Dataset items
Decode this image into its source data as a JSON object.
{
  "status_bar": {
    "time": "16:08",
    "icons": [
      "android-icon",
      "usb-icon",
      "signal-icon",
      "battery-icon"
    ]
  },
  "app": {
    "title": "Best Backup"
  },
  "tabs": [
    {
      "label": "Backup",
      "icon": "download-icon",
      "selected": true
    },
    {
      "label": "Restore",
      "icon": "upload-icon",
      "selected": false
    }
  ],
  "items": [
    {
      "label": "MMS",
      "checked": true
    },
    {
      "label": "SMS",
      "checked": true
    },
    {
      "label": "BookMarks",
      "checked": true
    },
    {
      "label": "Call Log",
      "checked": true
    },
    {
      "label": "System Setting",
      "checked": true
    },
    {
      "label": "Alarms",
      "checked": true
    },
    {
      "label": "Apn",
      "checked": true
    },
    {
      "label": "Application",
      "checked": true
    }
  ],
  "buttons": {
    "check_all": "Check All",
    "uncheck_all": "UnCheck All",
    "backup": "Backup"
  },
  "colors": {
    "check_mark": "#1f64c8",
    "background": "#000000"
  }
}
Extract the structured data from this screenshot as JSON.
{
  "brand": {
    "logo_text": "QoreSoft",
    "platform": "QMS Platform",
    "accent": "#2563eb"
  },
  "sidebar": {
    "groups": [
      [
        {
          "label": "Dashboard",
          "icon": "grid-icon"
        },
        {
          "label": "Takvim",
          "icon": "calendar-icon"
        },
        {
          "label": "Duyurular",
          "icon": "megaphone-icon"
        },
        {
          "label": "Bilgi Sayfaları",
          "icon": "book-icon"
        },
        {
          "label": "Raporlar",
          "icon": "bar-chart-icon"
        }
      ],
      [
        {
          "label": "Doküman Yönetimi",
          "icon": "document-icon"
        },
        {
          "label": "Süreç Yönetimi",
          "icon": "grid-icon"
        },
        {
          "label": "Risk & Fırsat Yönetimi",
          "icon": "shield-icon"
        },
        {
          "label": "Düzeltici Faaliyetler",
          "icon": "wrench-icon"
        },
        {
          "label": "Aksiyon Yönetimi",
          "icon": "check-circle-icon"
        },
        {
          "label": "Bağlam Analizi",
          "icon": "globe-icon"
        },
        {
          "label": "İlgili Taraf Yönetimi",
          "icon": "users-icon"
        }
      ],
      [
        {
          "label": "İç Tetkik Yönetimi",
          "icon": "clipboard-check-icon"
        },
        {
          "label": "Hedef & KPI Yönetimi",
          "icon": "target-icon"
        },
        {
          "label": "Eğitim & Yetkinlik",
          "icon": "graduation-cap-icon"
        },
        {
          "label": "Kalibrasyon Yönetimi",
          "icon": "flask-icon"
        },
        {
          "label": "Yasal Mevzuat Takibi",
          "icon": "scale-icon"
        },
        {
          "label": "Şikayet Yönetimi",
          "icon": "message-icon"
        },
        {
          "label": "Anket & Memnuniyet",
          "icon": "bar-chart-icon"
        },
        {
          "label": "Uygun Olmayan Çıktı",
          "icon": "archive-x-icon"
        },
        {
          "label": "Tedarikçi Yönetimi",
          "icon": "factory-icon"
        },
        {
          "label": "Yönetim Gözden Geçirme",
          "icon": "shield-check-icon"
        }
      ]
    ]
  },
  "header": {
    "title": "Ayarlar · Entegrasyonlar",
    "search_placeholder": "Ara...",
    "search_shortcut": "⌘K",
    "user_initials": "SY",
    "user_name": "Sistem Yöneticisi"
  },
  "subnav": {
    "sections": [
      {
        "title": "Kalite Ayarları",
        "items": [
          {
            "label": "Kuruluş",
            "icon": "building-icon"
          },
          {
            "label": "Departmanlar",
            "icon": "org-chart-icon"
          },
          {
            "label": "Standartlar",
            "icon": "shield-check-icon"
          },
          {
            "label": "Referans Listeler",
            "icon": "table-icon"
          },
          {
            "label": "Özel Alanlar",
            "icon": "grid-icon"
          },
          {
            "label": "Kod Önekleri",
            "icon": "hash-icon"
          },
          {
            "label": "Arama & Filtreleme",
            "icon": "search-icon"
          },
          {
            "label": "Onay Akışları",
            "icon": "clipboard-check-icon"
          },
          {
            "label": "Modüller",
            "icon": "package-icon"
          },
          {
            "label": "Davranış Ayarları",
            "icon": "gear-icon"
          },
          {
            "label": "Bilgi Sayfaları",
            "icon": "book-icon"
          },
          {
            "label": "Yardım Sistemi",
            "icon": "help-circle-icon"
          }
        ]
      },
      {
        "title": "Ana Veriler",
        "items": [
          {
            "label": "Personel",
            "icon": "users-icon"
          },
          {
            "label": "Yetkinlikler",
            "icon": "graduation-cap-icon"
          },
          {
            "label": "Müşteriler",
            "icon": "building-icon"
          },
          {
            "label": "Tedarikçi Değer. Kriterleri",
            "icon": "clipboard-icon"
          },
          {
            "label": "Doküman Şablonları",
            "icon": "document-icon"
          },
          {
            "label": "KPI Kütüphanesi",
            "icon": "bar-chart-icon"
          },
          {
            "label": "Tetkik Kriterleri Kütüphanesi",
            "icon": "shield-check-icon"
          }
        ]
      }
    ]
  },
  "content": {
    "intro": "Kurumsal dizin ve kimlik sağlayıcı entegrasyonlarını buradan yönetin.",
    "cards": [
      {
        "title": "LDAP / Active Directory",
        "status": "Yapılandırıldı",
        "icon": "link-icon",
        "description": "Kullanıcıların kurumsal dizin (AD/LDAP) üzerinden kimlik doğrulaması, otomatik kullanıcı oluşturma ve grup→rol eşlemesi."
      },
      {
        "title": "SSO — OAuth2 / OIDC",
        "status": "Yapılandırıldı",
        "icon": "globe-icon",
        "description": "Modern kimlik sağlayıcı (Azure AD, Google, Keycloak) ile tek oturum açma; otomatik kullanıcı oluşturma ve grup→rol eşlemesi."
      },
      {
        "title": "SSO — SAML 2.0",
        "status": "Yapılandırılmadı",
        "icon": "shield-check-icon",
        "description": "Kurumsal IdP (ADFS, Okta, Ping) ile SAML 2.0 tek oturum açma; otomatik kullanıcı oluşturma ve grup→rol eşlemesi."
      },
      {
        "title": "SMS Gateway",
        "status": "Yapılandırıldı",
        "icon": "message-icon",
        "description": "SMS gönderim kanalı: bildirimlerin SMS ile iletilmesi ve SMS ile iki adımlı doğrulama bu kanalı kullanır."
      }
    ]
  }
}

## Directive
Each line of the material should be echoed exactly.

## Solution
Decode this image into its source data as a JSON object.
{
  "status_bar": {
    "time": "16:08",
    "icons": [
      "android-icon",
      "usb-icon",
      "signal-icon",
      "battery-icon"
    ]
  },
  "app": {
    "title": "Best Backup"
  },
  "tabs": [
    {
      "label": "Backup",
      "icon": "download-icon",
      "selected": true
    },
    {
      "label": "Restore",
      "icon": "upload-icon",
      "selected": false
    }
  ],
  "items": [
    {
      "label": "MMS",
      "checked": true
    },
    {
      "label": "SMS",
      "checked": true
    },
    {
      "label": "BookMarks",
      "checked": true
    },
    {
      "label": "Call Log",
      "checked": true
    },
    {
      "label": "System Setting",
      "checked": true
    },
    {
      "label": "Alarms",
      "checked": true
    },
    {
      "label": "Apn",
      "checked": true
    },
    {
      "label": "Application",
      "checked": true
    }
  ],
  "buttons": {
    "check_all": "Check All",
    "uncheck_all": "UnCheck All",
    "backup": "Backup"
  },
  "colors": {
    "check_mark": "#1f64c8",
    "background": "#000000"
  }
}
Extract the structured data from this screenshot as JSON.
{
  "brand": {
    "logo_text": "QoreSoft",
    "platform": "QMS Platform",
    "accent": "#2563eb"
  },
  "sidebar": {
    "groups": [
      [
        {
          "label": "Dashboard",
          "icon": "grid-icon"
        },
        {
          "label": "Takvim",
          "icon": "calendar-icon"
        },
        {
          "label": "Duyurular",
          "icon": "megaphone-icon"
        },
        {
          "label": "Bilgi Sayfaları",
          "icon": "book-icon"
        },
        {
          "label": "Raporlar",
          "icon": "bar-chart-icon"
        }
      ],
      [
        {
          "label": "Doküman Yönetimi",
          "icon": "document-icon"
        },
        {
          "label": "Süreç Yönetimi",
          "icon": "grid-icon"
        },
        {
          "label": "Risk & Fırsat Yönetimi",
          "icon": "shield-icon"
        },
        {
          "label": "Düzeltici Faaliyetler",
          "icon": "wrench-icon"
        },
        {
          "label": "Aksiyon Yönetimi",
          "icon": "check-circle-icon"
        },
        {
          "label": "Bağlam Analizi",
          "icon": "globe-icon"
        },
        {
          "label": "İlgili Taraf Yönetimi",
          "icon": "users-icon"
        }
      ],
      [
        {
          "label": "İç Tetkik Yönetimi",
          "icon": "clipboard-check-icon"
        },
        {
          "label": "Hedef & KPI Yönetimi",
          "icon": "target-icon"
        },
        {
          "label": "Eğitim & Yetkinlik",
          "icon": "graduation-cap-icon"
        },
        {
          "label": "Kalibrasyon Yönetimi",
          "icon": "flask-icon"
        },
        {
          "label": "Yasal Mevzuat Takibi",
          "icon": "scale-icon"
        },
        {
          "label": "Şikayet Yönetimi",
          "icon": "message-icon"
        },
        {
          "label": "Anket & Memnuniyet",
          "icon": "bar-chart-icon"
        },
        {
          "label": "Uygun Olmayan Çıktı",
          "icon": "archive-x-icon"
        },
        {
          "label": "Tedarikçi Yönetimi",
          "icon": "factory-icon"
        },
        {
          "label": "Yönetim Gözden Geçirme",
          "icon": "shield-check-icon"
        }
      ]
    ]
  },
  "header": {
    "title": "Ayarlar · Entegrasyonlar",
    "search_placeholder": "Ara...",
    "search_shortcut": "⌘K",
    "user_initials": "SY",
    "user_name": "Sistem Yöneticisi"
  },
  "subnav": {
    "sections": [
      {
        "title": "Kalite Ayarları",
        "items": [
          {
            "label": "Kuruluş",
            "icon": "building-icon"
          },
          {
            "label": "Departmanlar",
            "icon": "org-chart-icon"
          },
          {
            "label": "Standartlar",
            "icon": "shield-check-icon"
          },
          {
            "label": "Referans Listeler",
            "icon": "table-icon"
          },
          {
            "label": "Özel Alanlar",
            "icon": "grid-icon"
          },
          {
            "label": "Kod Önekleri",
            "icon": "hash-icon"
          },
          {
            "label": "Arama & Filtreleme",
            "icon": "search-icon"
          },
          {
            "label": "Onay Akışları",
            "icon": "clipboard-check-icon"
          },
          {
            "label": "Modüller",
            "icon": "package-icon"
          },
          {
            "label": "Davranış Ayarları",
            "icon": "gear-icon"
          },
          {
            "label": "Bilgi Sayfaları",
            "icon": "book-icon"
          },
          {
            "label": "Yardım Sistemi",
            "icon": "help-circle-icon"
          }
        ]
      },
      {
        "title": "Ana Veriler",
        "items": [
          {
            "label": "Personel",
            "icon": "users-icon"
          },
          {
            "label": "Yetkinlikler",
            "icon": "graduation-cap-icon"
          },
          {
            "label": "Müşteriler",
            "icon": "building-icon"
          },
          {
            "label": "Tedarikçi Değer. Kriterleri",
            "icon": "clipboard-icon"
          },
          {
            "label": "Doküman Şablonları",
            "icon": "document-icon"
          },
          {
            "label": "KPI Kütüphanesi",
            "icon": "bar-chart-icon"
          },
          {
            "label": "Tetkik Kriterleri Kütüphanesi",
            "icon": "shield-check-icon"
          }
        ]
      }
    ]
  },
  "content": {
    "intro": "Kurumsal dizin ve kimlik sağlayıcı entegrasyonlarını buradan yönetin.",
    "cards": [
      {
        "title": "LDAP / Active Directory",
        "status": "Yapılandırıldı",
        "icon": "link-icon",
        "description": "Kullanıcıların kurumsal dizin (AD/LDAP) üzerinden kimlik doğrulaması, otomatik kullanıcı oluşturma ve grup→rol eşlemesi."
      },
      {
        "title": "SSO — OAuth2 / OIDC",
        "status": "Yapılandırıldı",
        "icon": "globe-icon",
        "description": "Modern kimlik sağlayıcı (Azure AD, Google, Keycloak) ile tek oturum açma; otomatik kullanıcı oluşturma ve grup→rol eşlemesi."
      },
      {
        "title": "SSO — SAML 2.0",
        "status": "Yapılandırılmadı",
        "icon": "shield-check-icon",
        "description": "Kurumsal IdP (ADFS, Okta, Ping) ile SAML 2.0 tek oturum açma; otomatik kullanıcı oluşturma ve grup→rol eşlemesi."
      },
      {
        "title": "SMS Gateway",
        "status": "Yapılandırıldı",
        "icon": "message-icon",
        "description": "SMS gönderim kanalı: bildirimlerin SMS ile iletilmesi ve SMS ile iki adımlı doğrulama bu kanalı kullanır."
      }
    ]
  }
}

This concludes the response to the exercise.